* _TASK GOAL_
The records below are to be quoted in full; please keep every word exact.

---------- PROVIDED RECORDS

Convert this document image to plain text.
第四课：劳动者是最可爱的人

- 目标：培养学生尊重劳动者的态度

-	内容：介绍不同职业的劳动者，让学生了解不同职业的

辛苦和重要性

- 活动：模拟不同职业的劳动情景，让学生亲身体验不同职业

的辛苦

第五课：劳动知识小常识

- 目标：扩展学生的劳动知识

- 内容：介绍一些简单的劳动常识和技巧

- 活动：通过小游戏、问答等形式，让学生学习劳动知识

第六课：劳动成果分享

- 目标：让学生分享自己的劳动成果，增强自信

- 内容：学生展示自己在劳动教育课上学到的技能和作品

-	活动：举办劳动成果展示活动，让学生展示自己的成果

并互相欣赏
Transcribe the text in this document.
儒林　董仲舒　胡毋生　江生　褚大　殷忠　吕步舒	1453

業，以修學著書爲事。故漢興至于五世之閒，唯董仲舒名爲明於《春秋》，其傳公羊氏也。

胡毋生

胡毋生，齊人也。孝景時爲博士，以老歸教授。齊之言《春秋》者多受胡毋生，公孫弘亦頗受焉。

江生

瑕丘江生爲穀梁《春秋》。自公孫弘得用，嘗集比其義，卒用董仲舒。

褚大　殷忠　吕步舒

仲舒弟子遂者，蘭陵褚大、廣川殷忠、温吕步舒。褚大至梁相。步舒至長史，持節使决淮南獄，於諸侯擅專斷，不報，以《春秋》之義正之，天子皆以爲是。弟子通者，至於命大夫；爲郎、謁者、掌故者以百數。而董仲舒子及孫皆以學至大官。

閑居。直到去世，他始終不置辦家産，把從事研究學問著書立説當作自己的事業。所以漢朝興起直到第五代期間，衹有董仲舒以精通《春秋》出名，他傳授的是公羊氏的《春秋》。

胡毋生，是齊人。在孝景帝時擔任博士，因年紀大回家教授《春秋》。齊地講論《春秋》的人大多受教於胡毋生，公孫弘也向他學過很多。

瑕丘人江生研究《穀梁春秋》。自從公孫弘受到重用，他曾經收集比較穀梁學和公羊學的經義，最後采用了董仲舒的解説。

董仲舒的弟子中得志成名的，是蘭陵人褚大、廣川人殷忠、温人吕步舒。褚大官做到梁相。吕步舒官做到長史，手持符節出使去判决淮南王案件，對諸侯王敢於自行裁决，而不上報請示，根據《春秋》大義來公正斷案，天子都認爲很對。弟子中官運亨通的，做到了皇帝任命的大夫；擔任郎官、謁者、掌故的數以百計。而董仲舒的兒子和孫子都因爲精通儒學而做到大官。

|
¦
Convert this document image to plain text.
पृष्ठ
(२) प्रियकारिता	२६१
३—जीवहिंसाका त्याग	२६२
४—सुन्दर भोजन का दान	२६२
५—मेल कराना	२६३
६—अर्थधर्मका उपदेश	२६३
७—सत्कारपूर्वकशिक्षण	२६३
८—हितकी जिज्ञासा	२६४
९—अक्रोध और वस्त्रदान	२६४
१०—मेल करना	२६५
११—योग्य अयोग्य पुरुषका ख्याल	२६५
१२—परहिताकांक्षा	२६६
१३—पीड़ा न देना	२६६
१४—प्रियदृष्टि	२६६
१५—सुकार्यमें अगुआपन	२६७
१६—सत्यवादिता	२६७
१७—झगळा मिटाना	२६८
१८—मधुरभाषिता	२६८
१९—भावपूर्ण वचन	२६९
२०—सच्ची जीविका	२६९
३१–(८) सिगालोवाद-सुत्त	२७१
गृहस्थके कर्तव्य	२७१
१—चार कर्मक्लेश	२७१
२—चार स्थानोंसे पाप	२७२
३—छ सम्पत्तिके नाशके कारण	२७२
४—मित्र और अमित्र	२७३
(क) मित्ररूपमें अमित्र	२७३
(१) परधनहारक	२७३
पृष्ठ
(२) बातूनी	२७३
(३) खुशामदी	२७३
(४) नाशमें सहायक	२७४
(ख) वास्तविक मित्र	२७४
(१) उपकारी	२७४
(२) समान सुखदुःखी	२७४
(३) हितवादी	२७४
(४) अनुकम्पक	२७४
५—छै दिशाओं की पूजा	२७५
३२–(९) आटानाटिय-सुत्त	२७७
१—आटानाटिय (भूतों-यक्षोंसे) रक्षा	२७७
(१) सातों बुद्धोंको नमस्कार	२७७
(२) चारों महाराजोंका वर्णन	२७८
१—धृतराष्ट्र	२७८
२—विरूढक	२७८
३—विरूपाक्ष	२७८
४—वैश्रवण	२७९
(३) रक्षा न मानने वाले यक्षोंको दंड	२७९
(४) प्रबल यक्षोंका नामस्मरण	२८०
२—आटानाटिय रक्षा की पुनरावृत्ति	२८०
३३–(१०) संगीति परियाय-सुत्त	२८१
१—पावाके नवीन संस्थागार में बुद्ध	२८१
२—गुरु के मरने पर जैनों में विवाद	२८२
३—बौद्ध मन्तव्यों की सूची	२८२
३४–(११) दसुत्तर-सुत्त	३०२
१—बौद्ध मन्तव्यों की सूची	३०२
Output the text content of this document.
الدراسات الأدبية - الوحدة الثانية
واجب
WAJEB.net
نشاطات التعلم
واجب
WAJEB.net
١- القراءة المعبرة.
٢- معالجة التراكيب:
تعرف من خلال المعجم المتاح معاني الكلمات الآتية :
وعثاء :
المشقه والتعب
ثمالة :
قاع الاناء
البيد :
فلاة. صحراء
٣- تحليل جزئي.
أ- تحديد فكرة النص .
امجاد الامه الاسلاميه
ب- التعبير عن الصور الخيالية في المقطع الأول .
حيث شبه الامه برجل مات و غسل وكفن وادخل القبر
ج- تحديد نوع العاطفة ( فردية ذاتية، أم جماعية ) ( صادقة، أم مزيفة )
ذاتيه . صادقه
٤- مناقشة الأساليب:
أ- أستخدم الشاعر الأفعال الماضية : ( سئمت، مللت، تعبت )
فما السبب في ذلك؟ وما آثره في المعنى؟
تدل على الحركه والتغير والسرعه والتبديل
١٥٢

--------------------

* _COMPLETED EXERCISE_
Convert this document image to plain text.
第四课：劳动者是最可爱的人

- 目标：培养学生尊重劳动者的态度

-	内容：介绍不同职业的劳动者，让学生了解不同职业的

辛苦和重要性

- 活动：模拟不同职业的劳动情景，让学生亲身体验不同职业

的辛苦

第五课：劳动知识小常识

- 目标：扩展学生的劳动知识

- 内容：介绍一些简单的劳动常识和技巧

- 活动：通过小游戏、问答等形式，让学生学习劳动知识

第六课：劳动成果分享

- 目标：让学生分享自己的劳动成果，增强自信

- 内容：学生展示自己在劳动教育课上学到的技能和作品

-	活动：举办劳动成果展示活动，让学生展示自己的成果

并互相欣赏
Transcribe the text in this document.
儒林　董仲舒　胡毋生　江生　褚大　殷忠　吕步舒	1453

業，以修學著書爲事。故漢興至于五世之閒，唯董仲舒名爲明於《春秋》，其傳公羊氏也。

胡毋生

胡毋生，齊人也。孝景時爲博士，以老歸教授。齊之言《春秋》者多受胡毋生，公孫弘亦頗受焉。

江生

瑕丘江生爲穀梁《春秋》。自公孫弘得用，嘗集比其義，卒用董仲舒。

褚大　殷忠　吕步舒

仲舒弟子遂者，蘭陵褚大、廣川殷忠、温吕步舒。褚大至梁相。步舒至長史，持節使决淮南獄，於諸侯擅專斷，不報，以《春秋》之義正之，天子皆以爲是。弟子通者，至於命大夫；爲郎、謁者、掌故者以百數。而董仲舒子及孫皆以學至大官。

閑居。直到去世，他始終不置辦家産，把從事研究學問著書立説當作自己的事業。所以漢朝興起直到第五代期間，衹有董仲舒以精通《春秋》出名，他傳授的是公羊氏的《春秋》。

胡毋生，是齊人。在孝景帝時擔任博士，因年紀大回家教授《春秋》。齊地講論《春秋》的人大多受教於胡毋生，公孫弘也向他學過很多。

瑕丘人江生研究《穀梁春秋》。自從公孫弘受到重用，他曾經收集比較穀梁學和公羊學的經義，最後采用了董仲舒的解説。

董仲舒的弟子中得志成名的，是蘭陵人褚大、廣川人殷忠、温人吕步舒。褚大官做到梁相。吕步舒官做到長史，手持符節出使去判决淮南王案件，對諸侯王敢於自行裁决，而不上報請示，根據《春秋》大義來公正斷案，天子都認爲很對。弟子中官運亨通的，做到了皇帝任命的大夫；擔任郎官、謁者、掌故的數以百計。而董仲舒的兒子和孫子都因爲精通儒學而做到大官。

|
¦
Convert this document image to plain text.
पृष्ठ
(२) प्रियकारिता	२६१
३—जीवहिंसाका त्याग	२६२
४—सुन्दर भोजन का दान	२६२
५—मेल कराना	२६३
६—अर्थधर्मका उपदेश	२६३
७—सत्कारपूर्वकशिक्षण	२६३
८—हितकी जिज्ञासा	२६४
९—अक्रोध और वस्त्रदान	२६४
१०—मेल करना	२६५
११—योग्य अयोग्य पुरुषका ख्याल	२६५
१२—परहिताकांक्षा	२६६
१३—पीड़ा न देना	२६६
१४—प्रियदृष्टि	२६६
१५—सुकार्यमें अगुआपन	२६७
१६—सत्यवादिता	२६७
१७—झगळा मिटाना	२६८
१८—मधुरभाषिता	२६८
१९—भावपूर्ण वचन	२६९
२०—सच्ची जीविका	२६९
३१–(८) सिगालोवाद-सुत्त	२७१
गृहस्थके कर्तव्य	२७१
१—चार कर्मक्लेश	२७१
२—चार स्थानोंसे पाप	२७२
३—छ सम्पत्तिके नाशके कारण	२७२
४—मित्र और अमित्र	२७३
(क) मित्ररूपमें अमित्र	२७३
(१) परधनहारक	२७३
पृष्ठ
(२) बातूनी	२७३
(३) खुशामदी	२७३
(४) नाशमें सहायक	२७४
(ख) वास्तविक मित्र	२७४
(१) उपकारी	२७४
(२) समान सुखदुःखी	२७४
(३) हितवादी	२७४
(४) अनुकम्पक	२७४
५—छै दिशाओं की पूजा	२७५
३२–(९) आटानाटिय-सुत्त	२७७
१—आटानाटिय (भूतों-यक्षोंसे) रक्षा	२७७
(१) सातों बुद्धोंको नमस्कार	२७७
(२) चारों महाराजोंका वर्णन	२७८
१—धृतराष्ट्र	२७८
२—विरूढक	२७८
३—विरूपाक्ष	२७८
४—वैश्रवण	२७९
(३) रक्षा न मानने वाले यक्षोंको दंड	२७९
(४) प्रबल यक्षोंका नामस्मरण	२८०
२—आटानाटिय रक्षा की पुनरावृत्ति	२८०
३३–(१०) संगीति परियाय-सुत्त	२८१
१—पावाके नवीन संस्थागार में बुद्ध	२८१
२—गुरु के मरने पर जैनों में विवाद	२८२
३—बौद्ध मन्तव्यों की सूची	२८२
३४–(११) दसुत्तर-सुत्त	३०२
१—बौद्ध मन्तव्यों की सूची	३०२
Output the text content of this document.
الدراسات الأدبية - الوحدة الثانية
واجب
WAJEB.net
نشاطات التعلم
واجب
WAJEB.net
١- القراءة المعبرة.
٢- معالجة التراكيب:
تعرف من خلال المعجم المتاح معاني الكلمات الآتية :
وعثاء :
المشقه والتعب
ثمالة :
قاع الاناء
البيد :
فلاة. صحراء
٣- تحليل جزئي.
أ- تحديد فكرة النص .
امجاد الامه الاسلاميه
ب- التعبير عن الصور الخيالية في المقطع الأول .
حيث شبه الامه برجل مات و غسل وكفن وادخل القبر
ج- تحديد نوع العاطفة ( فردية ذاتية، أم جماعية ) ( صادقة، أم مزيفة )
ذاتيه . صادقه
٤- مناقشة الأساليب:
أ- أستخدم الشاعر الأفعال الماضية : ( سئمت، مللت، تعبت )
فما السبب في ذلك؟ وما آثره في المعنى؟
تدل على الحركه والتغير والسرعه والتبديل
١٥٢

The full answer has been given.